---------- DATASET EXTRACT

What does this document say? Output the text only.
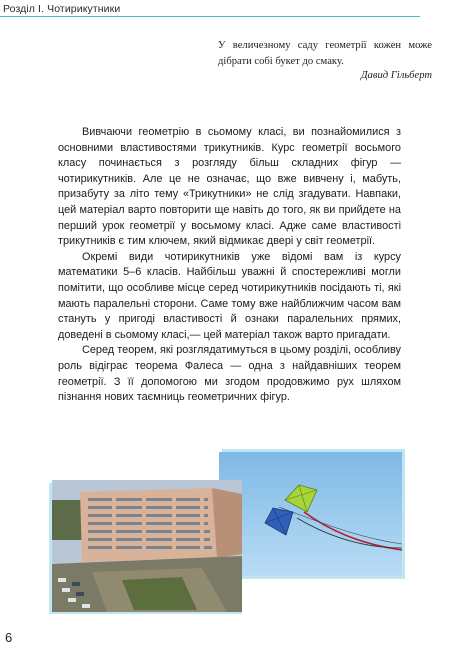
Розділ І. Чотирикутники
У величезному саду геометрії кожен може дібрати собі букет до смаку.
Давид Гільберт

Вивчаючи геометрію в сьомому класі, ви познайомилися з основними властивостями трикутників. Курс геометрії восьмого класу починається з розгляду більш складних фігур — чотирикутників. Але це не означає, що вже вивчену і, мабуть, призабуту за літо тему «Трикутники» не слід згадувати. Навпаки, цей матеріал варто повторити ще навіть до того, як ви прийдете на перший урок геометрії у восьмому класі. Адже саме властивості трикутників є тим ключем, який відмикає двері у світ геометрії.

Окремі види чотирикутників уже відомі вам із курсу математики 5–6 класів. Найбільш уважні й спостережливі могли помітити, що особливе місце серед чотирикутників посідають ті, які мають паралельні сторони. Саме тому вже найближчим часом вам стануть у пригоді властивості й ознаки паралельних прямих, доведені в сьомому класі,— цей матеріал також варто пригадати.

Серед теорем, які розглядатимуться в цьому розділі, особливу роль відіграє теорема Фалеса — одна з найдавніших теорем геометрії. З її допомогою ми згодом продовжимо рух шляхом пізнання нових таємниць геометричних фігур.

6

--------------------
---------- DATASET EXTRACT

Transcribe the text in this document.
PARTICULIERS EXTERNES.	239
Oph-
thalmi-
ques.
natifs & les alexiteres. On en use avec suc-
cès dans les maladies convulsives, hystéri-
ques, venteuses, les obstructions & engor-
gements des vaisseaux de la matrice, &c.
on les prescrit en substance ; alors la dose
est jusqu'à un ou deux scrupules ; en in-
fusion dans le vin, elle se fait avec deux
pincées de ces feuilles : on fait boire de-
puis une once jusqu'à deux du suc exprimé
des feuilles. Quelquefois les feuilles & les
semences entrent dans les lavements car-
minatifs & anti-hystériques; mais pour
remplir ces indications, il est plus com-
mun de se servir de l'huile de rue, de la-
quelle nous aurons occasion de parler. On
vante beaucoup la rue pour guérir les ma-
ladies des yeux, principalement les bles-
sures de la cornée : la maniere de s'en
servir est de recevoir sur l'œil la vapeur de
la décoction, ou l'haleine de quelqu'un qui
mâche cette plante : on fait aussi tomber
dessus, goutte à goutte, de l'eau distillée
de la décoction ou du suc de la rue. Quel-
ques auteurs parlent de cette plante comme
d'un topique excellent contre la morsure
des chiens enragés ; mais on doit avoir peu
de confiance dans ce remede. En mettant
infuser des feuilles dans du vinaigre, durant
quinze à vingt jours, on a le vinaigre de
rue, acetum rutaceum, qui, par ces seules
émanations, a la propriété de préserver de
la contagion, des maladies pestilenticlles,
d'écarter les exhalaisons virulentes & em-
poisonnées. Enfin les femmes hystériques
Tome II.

--------------------

- _WHAT THE TASK REQUIRES_: Copy all lines in the listing above where the string "fait" appears.

- _OUTPUT OF THE EXERCISE_:
fusion dans le vin, elle se fait avec deux
pincées de ces feuilles : on fait boire de-
mâche cette plante : on fait aussi tomber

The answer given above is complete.